*Problem to work on*
Copy out all lines of the records in which the word "this" appears.

*Extracted records*
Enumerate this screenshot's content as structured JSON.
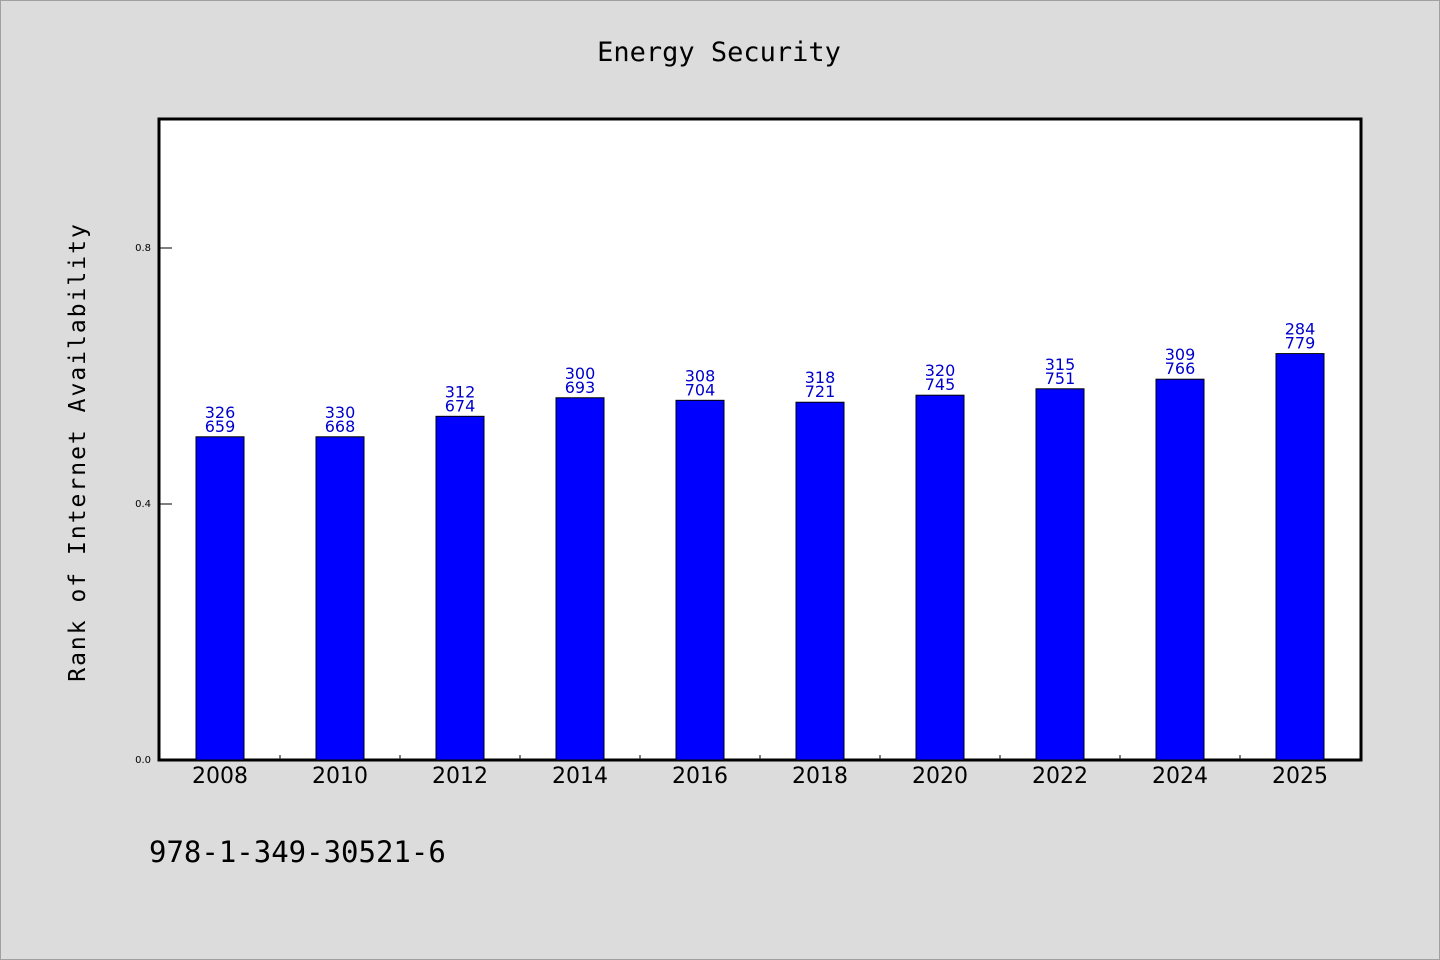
{
  "chart_data": {
    "type": "bar",
    "title": "Energy Security",
    "xlabel": "",
    "ylabel": "Rank of Internet Availability",
    "categories": [
      "2008",
      "2010",
      "2012",
      "2014",
      "2016",
      "2018",
      "2020",
      "2022",
      "2024",
      "2025"
    ],
    "values": [
      0.505,
      0.505,
      0.537,
      0.566,
      0.562,
      0.559,
      0.57,
      0.58,
      0.595,
      0.635
    ],
    "bar_labels": [
      [
        "326",
        "659"
      ],
      [
        "330",
        "668"
      ],
      [
        "312",
        "674"
      ],
      [
        "300",
        "693"
      ],
      [
        "308",
        "704"
      ],
      [
        "318",
        "721"
      ],
      [
        "320",
        "745"
      ],
      [
        "315",
        "751"
      ],
      [
        "309",
        "766"
      ],
      [
        "284",
        "779"
      ]
    ],
    "ylim": [
      0,
      1.0
    ],
    "yticks": [
      "0.0",
      "0.4",
      "0.8"
    ],
    "ytick_values": [
      0.0,
      0.4,
      0.8
    ],
    "grid": false,
    "bar_color": "#0000ff",
    "label_color": "#0000cc"
  },
  "footnote": "978-1-349-30521-6"
}
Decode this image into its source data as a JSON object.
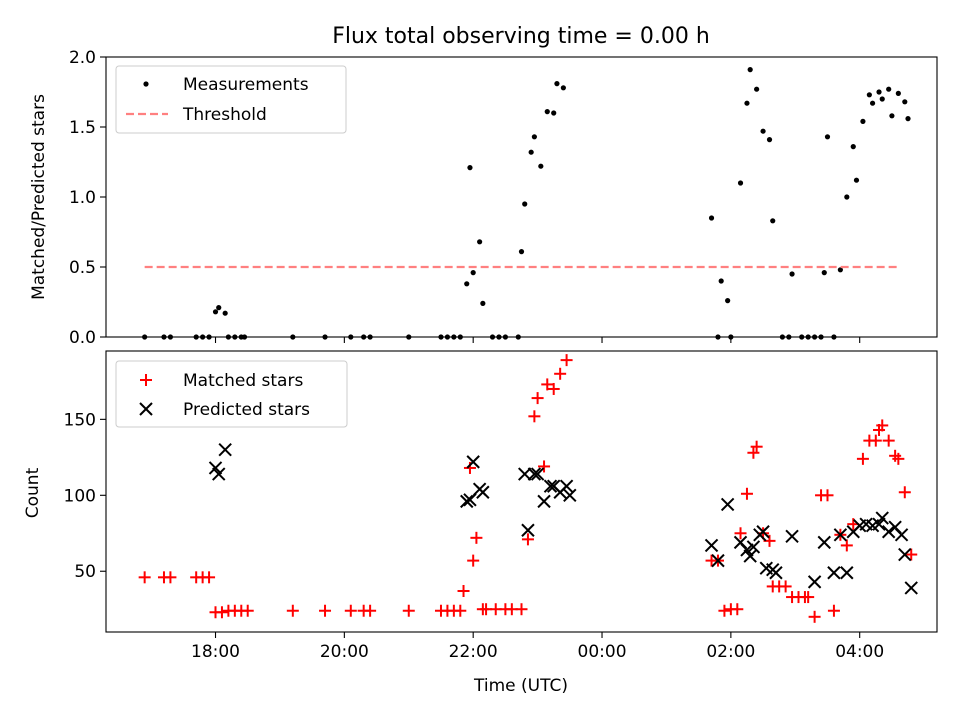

*Exercise output*
Enumerate this screenshot's content as structured JSON.
Decode this image into its source data as a JSON object.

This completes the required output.